• **WRITTEN PROBLEM**: Keep the wording of each record exactly the same when you repeat it, and leave out pictures.

# # # # #

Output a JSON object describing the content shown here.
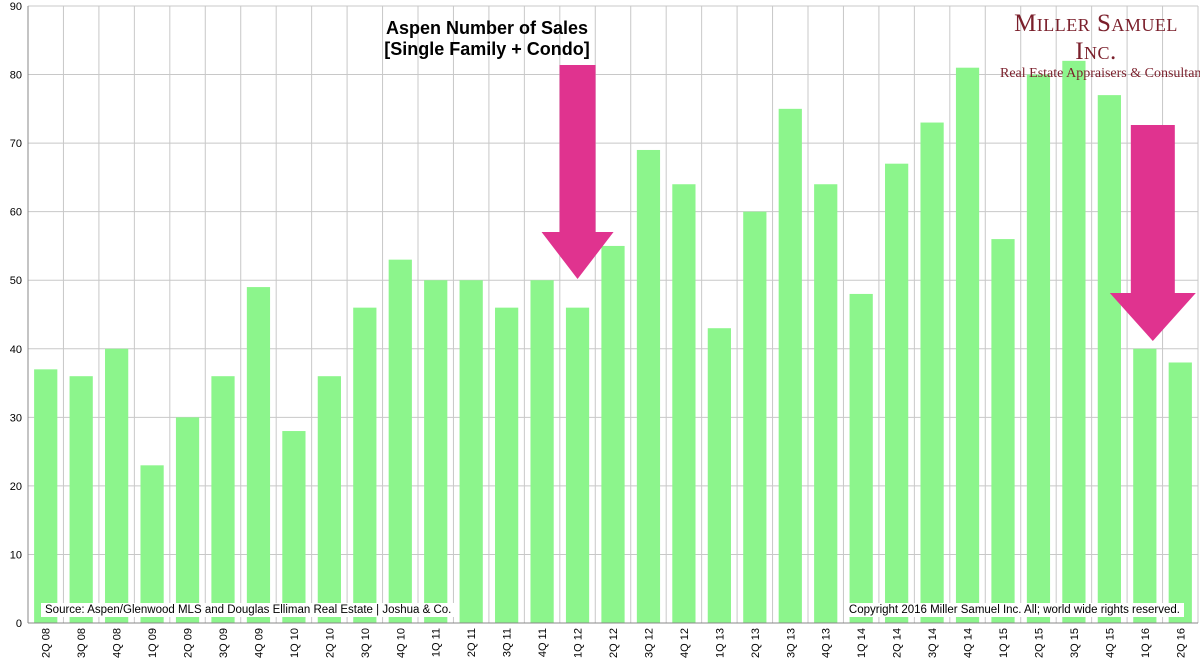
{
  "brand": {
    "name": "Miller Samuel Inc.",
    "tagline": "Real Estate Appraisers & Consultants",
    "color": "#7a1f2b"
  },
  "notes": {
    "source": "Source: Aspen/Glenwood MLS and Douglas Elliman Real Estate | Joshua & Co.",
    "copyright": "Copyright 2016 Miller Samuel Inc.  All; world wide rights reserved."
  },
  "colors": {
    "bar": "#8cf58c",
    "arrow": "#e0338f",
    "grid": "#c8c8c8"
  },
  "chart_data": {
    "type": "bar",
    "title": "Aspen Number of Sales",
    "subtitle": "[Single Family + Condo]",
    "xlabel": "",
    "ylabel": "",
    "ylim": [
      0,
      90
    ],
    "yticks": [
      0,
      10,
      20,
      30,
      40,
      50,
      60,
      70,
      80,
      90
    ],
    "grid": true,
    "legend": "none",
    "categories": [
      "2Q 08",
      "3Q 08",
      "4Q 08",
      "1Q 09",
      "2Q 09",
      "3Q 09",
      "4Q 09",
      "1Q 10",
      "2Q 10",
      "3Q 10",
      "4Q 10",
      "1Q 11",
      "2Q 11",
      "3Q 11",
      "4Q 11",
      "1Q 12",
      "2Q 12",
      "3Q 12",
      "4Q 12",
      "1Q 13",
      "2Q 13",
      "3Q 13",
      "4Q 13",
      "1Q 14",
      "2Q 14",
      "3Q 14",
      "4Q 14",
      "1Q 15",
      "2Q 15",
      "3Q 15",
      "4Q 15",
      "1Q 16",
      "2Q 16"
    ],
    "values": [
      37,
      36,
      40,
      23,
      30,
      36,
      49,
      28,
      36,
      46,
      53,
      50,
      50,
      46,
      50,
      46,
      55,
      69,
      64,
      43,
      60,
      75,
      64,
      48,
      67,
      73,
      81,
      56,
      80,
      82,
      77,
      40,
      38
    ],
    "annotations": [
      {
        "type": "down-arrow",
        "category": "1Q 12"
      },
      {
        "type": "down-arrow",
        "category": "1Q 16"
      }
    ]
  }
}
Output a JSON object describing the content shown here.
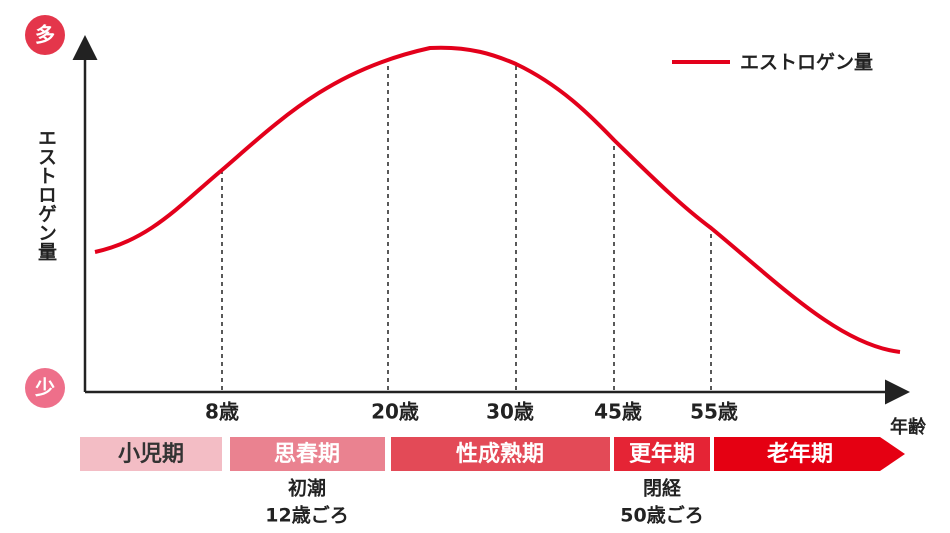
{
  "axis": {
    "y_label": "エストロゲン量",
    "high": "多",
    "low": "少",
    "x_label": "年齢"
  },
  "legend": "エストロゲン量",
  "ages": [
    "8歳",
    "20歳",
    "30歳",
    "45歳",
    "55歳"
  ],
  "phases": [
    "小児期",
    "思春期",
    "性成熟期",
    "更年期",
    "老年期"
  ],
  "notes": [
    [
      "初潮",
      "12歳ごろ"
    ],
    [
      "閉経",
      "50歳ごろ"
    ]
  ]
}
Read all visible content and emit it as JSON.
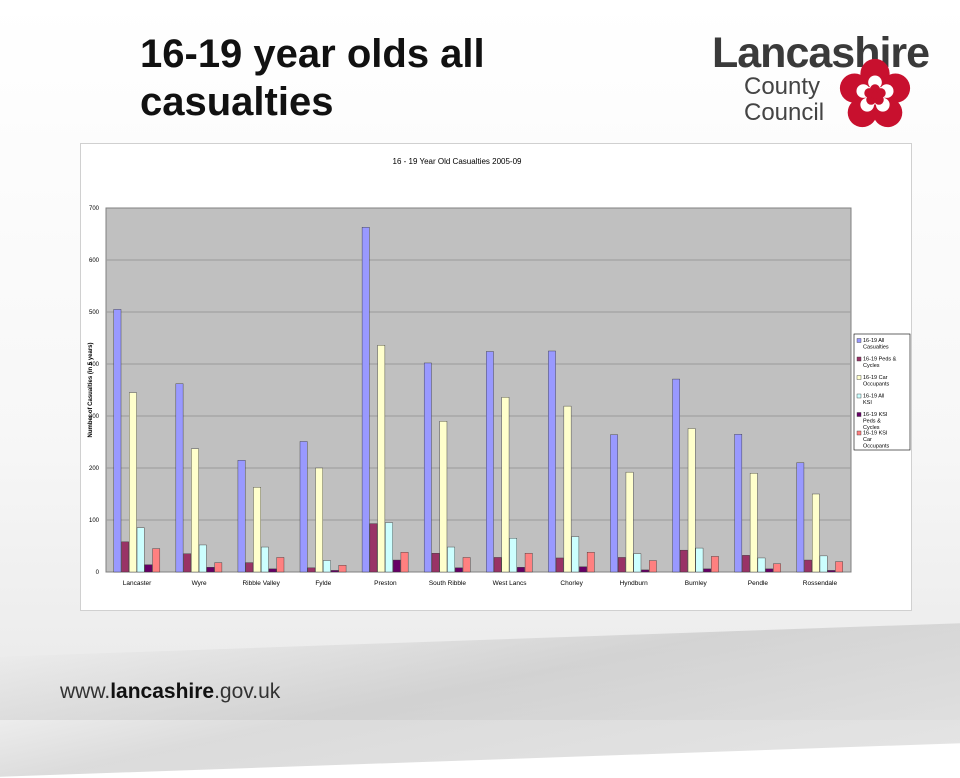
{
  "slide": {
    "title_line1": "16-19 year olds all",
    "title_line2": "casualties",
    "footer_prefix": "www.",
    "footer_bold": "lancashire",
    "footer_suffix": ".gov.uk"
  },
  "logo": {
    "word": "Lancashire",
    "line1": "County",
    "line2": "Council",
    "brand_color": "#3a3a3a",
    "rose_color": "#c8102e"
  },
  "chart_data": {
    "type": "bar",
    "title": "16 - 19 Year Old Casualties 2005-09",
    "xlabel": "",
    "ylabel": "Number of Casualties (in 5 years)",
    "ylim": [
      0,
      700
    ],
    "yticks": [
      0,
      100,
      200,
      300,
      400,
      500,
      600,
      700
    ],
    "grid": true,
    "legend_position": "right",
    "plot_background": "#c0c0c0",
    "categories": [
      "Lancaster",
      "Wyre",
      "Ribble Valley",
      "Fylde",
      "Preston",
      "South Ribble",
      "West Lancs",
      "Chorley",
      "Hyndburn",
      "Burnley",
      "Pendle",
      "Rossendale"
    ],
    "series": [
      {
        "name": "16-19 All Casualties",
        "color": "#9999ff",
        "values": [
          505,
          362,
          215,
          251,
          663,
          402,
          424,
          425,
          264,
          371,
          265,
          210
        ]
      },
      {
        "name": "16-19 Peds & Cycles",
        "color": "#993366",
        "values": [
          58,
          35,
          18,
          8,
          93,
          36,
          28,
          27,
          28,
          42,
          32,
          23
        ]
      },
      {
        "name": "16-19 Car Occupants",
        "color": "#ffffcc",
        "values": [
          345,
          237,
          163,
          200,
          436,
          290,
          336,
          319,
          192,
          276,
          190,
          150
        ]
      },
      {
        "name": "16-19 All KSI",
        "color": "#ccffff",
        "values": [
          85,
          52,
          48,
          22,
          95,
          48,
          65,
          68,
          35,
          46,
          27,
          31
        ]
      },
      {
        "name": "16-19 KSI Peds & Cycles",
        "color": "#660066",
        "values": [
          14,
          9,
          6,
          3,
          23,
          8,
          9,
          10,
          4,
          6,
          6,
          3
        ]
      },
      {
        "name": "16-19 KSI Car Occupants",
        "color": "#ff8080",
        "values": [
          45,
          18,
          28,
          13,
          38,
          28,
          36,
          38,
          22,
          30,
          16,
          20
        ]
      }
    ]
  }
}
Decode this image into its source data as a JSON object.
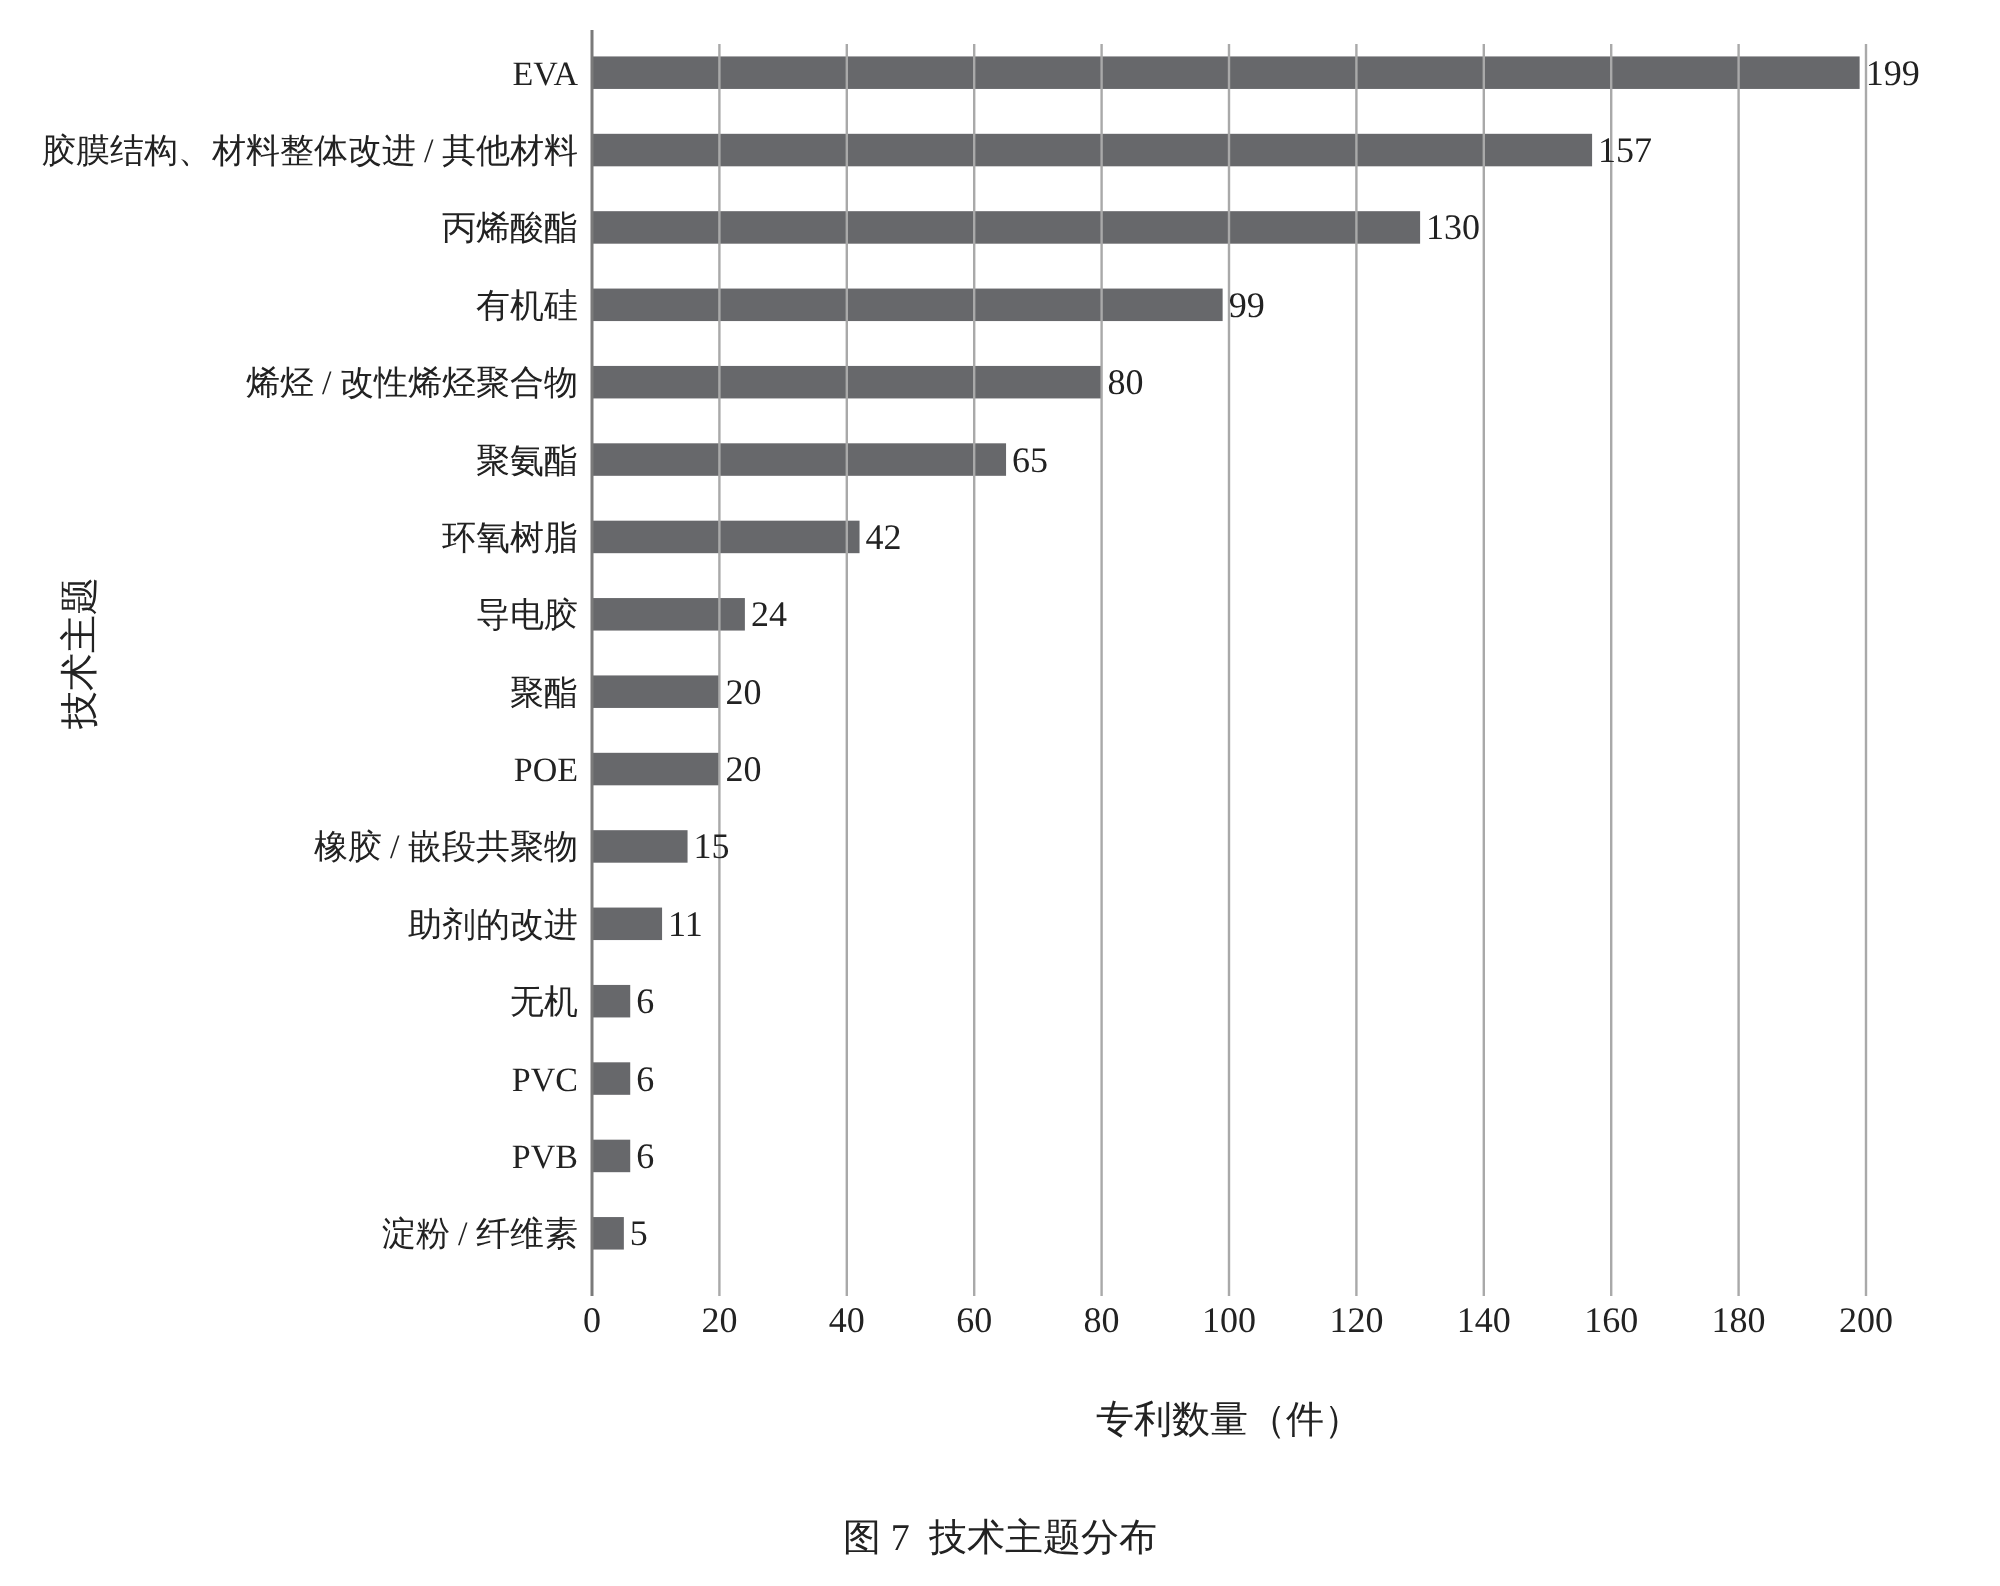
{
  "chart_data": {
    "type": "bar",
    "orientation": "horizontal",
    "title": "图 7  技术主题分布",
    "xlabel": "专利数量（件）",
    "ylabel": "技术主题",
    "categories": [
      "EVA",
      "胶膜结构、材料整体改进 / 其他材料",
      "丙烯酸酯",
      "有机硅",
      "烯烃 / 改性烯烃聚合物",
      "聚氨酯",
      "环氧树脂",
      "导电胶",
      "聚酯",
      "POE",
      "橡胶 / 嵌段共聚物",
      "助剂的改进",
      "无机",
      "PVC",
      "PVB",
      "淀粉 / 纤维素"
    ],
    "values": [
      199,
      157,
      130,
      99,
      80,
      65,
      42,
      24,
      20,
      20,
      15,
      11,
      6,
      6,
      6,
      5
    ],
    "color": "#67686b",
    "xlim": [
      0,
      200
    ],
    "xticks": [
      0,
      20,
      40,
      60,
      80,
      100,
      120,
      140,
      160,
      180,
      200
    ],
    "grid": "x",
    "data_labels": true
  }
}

# # # # #

• **FINAL RESULT**:
Output a JSON object describing the content shown here.
{
  "brand": {
    "name": "Miller Samuel Inc.",
    "tagline": "Real Estate Appraisers & Consultants",
    "color": "#7a1f2b"
  },
  "notes": {
    "source": "Source: Aspen/Glenwood MLS and Douglas Elliman Real Estate | Joshua & Co.",
    "copyright": "Copyright 2016 Miller Samuel Inc.  All; world wide rights reserved."
  },
  "colors": {
    "bar": "#8cf58c",
    "arrow": "#e0338f",
    "grid": "#c8c8c8"
  },
  "chart_data": {
    "type": "bar",
    "title": "Aspen Number of Sales",
    "subtitle": "[Single Family + Condo]",
    "xlabel": "",
    "ylabel": "",
    "ylim": [
      0,
      90
    ],
    "yticks": [
      0,
      10,
      20,
      30,
      40,
      50,
      60,
      70,
      80,
      90
    ],
    "grid": true,
    "legend": "none",
    "categories": [
      "2Q 08",
      "3Q 08",
      "4Q 08",
      "1Q 09",
      "2Q 09",
      "3Q 09",
      "4Q 09",
      "1Q 10",
      "2Q 10",
      "3Q 10",
      "4Q 10",
      "1Q 11",
      "2Q 11",
      "3Q 11",
      "4Q 11",
      "1Q 12",
      "2Q 12",
      "3Q 12",
      "4Q 12",
      "1Q 13",
      "2Q 13",
      "3Q 13",
      "4Q 13",
      "1Q 14",
      "2Q 14",
      "3Q 14",
      "4Q 14",
      "1Q 15",
      "2Q 15",
      "3Q 15",
      "4Q 15",
      "1Q 16",
      "2Q 16"
    ],
    "values": [
      37,
      36,
      40,
      23,
      30,
      36,
      49,
      28,
      36,
      46,
      53,
      50,
      50,
      46,
      50,
      46,
      55,
      69,
      64,
      43,
      60,
      75,
      64,
      48,
      67,
      73,
      81,
      56,
      80,
      82,
      77,
      40,
      38
    ],
    "annotations": [
      {
        "type": "down-arrow",
        "category": "1Q 12"
      },
      {
        "type": "down-arrow",
        "category": "1Q 16"
      }
    ]
  }
}
Output a JSON object describing the content shown here.
{
  "axis": {
    "y_label": "エストロゲン量",
    "high": "多",
    "low": "少",
    "x_label": "年齢"
  },
  "legend": "エストロゲン量",
  "ages": [
    "8歳",
    "20歳",
    "30歳",
    "45歳",
    "55歳"
  ],
  "phases": [
    "小児期",
    "思春期",
    "性成熟期",
    "更年期",
    "老年期"
  ],
  "notes": [
    [
      "初潮",
      "12歳ごろ"
    ],
    [
      "閉経",
      "50歳ごろ"
    ]
  ]
}
Read all visible content and emit it as JSON.
{
  "slide": {
    "title_line1": "16-19 year olds all",
    "title_line2": "casualties",
    "footer_prefix": "www.",
    "footer_bold": "lancashire",
    "footer_suffix": ".gov.uk"
  },
  "logo": {
    "word": "Lancashire",
    "line1": "County",
    "line2": "Council",
    "brand_color": "#3a3a3a",
    "rose_color": "#c8102e"
  },
  "chart_data": {
    "type": "bar",
    "title": "16 - 19 Year Old Casualties 2005-09",
    "xlabel": "",
    "ylabel": "Number of Casualties (in 5 years)",
    "ylim": [
      0,
      700
    ],
    "yticks": [
      0,
      100,
      200,
      300,
      400,
      500,
      600,
      700
    ],
    "grid": true,
    "legend_position": "right",
    "plot_background": "#c0c0c0",
    "categories": [
      "Lancaster",
      "Wyre",
      "Ribble Valley",
      "Fylde",
      "Preston",
      "South Ribble",
      "West Lancs",
      "Chorley",
      "Hyndburn",
      "Burnley",
      "Pendle",
      "Rossendale"
    ],
    "series": [
      {
        "name": "16-19 All Casualties",
        "color": "#9999ff",
        "values": [
          505,
          362,
          215,
          251,
          663,
          402,
          424,
          425,
          264,
          371,
          265,
          210
        ]
      },
      {
        "name": "16-19 Peds & Cycles",
        "color": "#993366",
        "values": [
          58,
          35,
          18,
          8,
          93,
          36,
          28,
          27,
          28,
          42,
          32,
          23
        ]
      },
      {
        "name": "16-19 Car Occupants",
        "color": "#ffffcc",
        "values": [
          345,
          237,
          163,
          200,
          436,
          290,
          336,
          319,
          192,
          276,
          190,
          150
        ]
      },
      {
        "name": "16-19 All KSI",
        "color": "#ccffff",
        "values": [
          85,
          52,
          48,
          22,
          95,
          48,
          65,
          68,
          35,
          46,
          27,
          31
        ]
      },
      {
        "name": "16-19 KSI Peds & Cycles",
        "color": "#660066",
        "values": [
          14,
          9,
          6,
          3,
          23,
          8,
          9,
          10,
          4,
          6,
          6,
          3
        ]
      },
      {
        "name": "16-19 KSI Car Occupants",
        "color": "#ff8080",
        "values": [
          45,
          18,
          28,
          13,
          38,
          28,
          36,
          38,
          22,
          30,
          16,
          20
        ]
      }
    ]
  }
}
Decode this image into its source data as a JSON object.
{
  "chart_data": {
    "type": "bar",
    "orientation": "horizontal",
    "title": "图 7  技术主题分布",
    "xlabel": "专利数量（件）",
    "ylabel": "技术主题",
    "categories": [
      "EVA",
      "胶膜结构、材料整体改进 / 其他材料",
      "丙烯酸酯",
      "有机硅",
      "烯烃 / 改性烯烃聚合物",
      "聚氨酯",
      "环氧树脂",
      "导电胶",
      "聚酯",
      "POE",
      "橡胶 / 嵌段共聚物",
      "助剂的改进",
      "无机",
      "PVC",
      "PVB",
      "淀粉 / 纤维素"
    ],
    "values": [
      199,
      157,
      130,
      99,
      80,
      65,
      42,
      24,
      20,
      20,
      15,
      11,
      6,
      6,
      6,
      5
    ],
    "color": "#67686b",
    "xlim": [
      0,
      200
    ],
    "xticks": [
      0,
      20,
      40,
      60,
      80,
      100,
      120,
      140,
      160,
      180,
      200
    ],
    "grid": "x",
    "data_labels": true
  }
}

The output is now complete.